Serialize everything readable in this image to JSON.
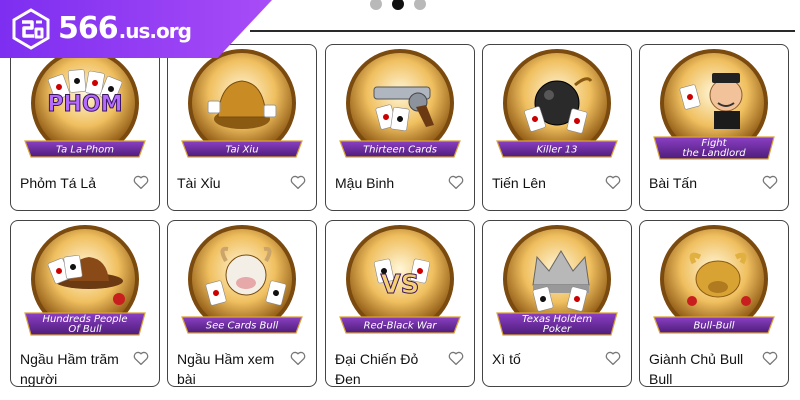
{
  "brand": {
    "number": "566",
    "domain": ".us.org"
  },
  "pager": {
    "count": 3,
    "active_index": 1
  },
  "games": [
    {
      "name": "Phỏm Tá Lả",
      "art_caption": [
        "Ta La-Phom"
      ],
      "art_logo": "PHOM",
      "icon": "phom-cards-icon"
    },
    {
      "name": "Tài Xỉu",
      "art_caption": [
        "Tai Xiu"
      ],
      "icon": "dice-cup-icon"
    },
    {
      "name": "Mậu Binh",
      "art_caption": [
        "Thirteen Cards"
      ],
      "icon": "revolver-icon"
    },
    {
      "name": "Tiến Lên",
      "art_caption": [
        "Killer 13"
      ],
      "icon": "bomb-icon"
    },
    {
      "name": "Bài Tấn",
      "art_caption": [
        "Fight",
        "the Landlord"
      ],
      "icon": "landlord-icon"
    },
    {
      "name": "Ngầu Hầm trăm người",
      "art_caption": [
        "Hundreds People",
        "Of Bull"
      ],
      "icon": "cowboy-hat-icon"
    },
    {
      "name": "Ngầu Hầm xem bài",
      "art_caption": [
        "See Cards Bull"
      ],
      "icon": "bull-mascot-icon"
    },
    {
      "name": "Đại Chiến Đỏ Đen",
      "art_caption": [
        "Red-Black War"
      ],
      "art_logo": "VS",
      "icon": "versus-icon"
    },
    {
      "name": "Xì tố",
      "art_caption": [
        "Texas Holdem",
        "Poker"
      ],
      "icon": "crown-icon"
    },
    {
      "name": "Giành Chủ Bull Bull",
      "art_caption": [
        "Bull-Bull"
      ],
      "icon": "golden-bull-icon"
    }
  ],
  "colors": {
    "brand_purple": "#8b35f2",
    "ribbon_purple": "#6b2a9e",
    "gold": "#d9a334",
    "card_border": "#444444"
  }
}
*****
### Problem to solve
Restate each entry word for word, please, but drop any images it holds.

### Task solution
Serialize everything readable in this image to JSON.
{
  "brand": {
    "number": "566",
    "domain": ".us.org"
  },
  "pager": {
    "count": 3,
    "active_index": 1
  },
  "games": [
    {
      "name": "Phỏm Tá Lả",
      "art_caption": [
        "Ta La-Phom"
      ],
      "art_logo": "PHOM",
      "icon": "phom-cards-icon"
    },
    {
      "name": "Tài Xỉu",
      "art_caption": [
        "Tai Xiu"
      ],
      "icon": "dice-cup-icon"
    },
    {
      "name": "Mậu Binh",
      "art_caption": [
        "Thirteen Cards"
      ],
      "icon": "revolver-icon"
    },
    {
      "name": "Tiến Lên",
      "art_caption": [
        "Killer 13"
      ],
      "icon": "bomb-icon"
    },
    {
      "name": "Bài Tấn",
      "art_caption": [
        "Fight",
        "the Landlord"
      ],
      "icon": "landlord-icon"
    },
    {
      "name": "Ngầu Hầm trăm người",
      "art_caption": [
        "Hundreds People",
        "Of Bull"
      ],
      "icon": "cowboy-hat-icon"
    },
    {
      "name": "Ngầu Hầm xem bài",
      "art_caption": [
        "See Cards Bull"
      ],
      "icon": "bull-mascot-icon"
    },
    {
      "name": "Đại Chiến Đỏ Đen",
      "art_caption": [
        "Red-Black War"
      ],
      "art_logo": "VS",
      "icon": "versus-icon"
    },
    {
      "name": "Xì tố",
      "art_caption": [
        "Texas Holdem",
        "Poker"
      ],
      "icon": "crown-icon"
    },
    {
      "name": "Giành Chủ Bull Bull",
      "art_caption": [
        "Bull-Bull"
      ],
      "icon": "golden-bull-icon"
    }
  ],
  "colors": {
    "brand_purple": "#8b35f2",
    "ribbon_purple": "#6b2a9e",
    "gold": "#d9a334",
    "card_border": "#444444"
  }
}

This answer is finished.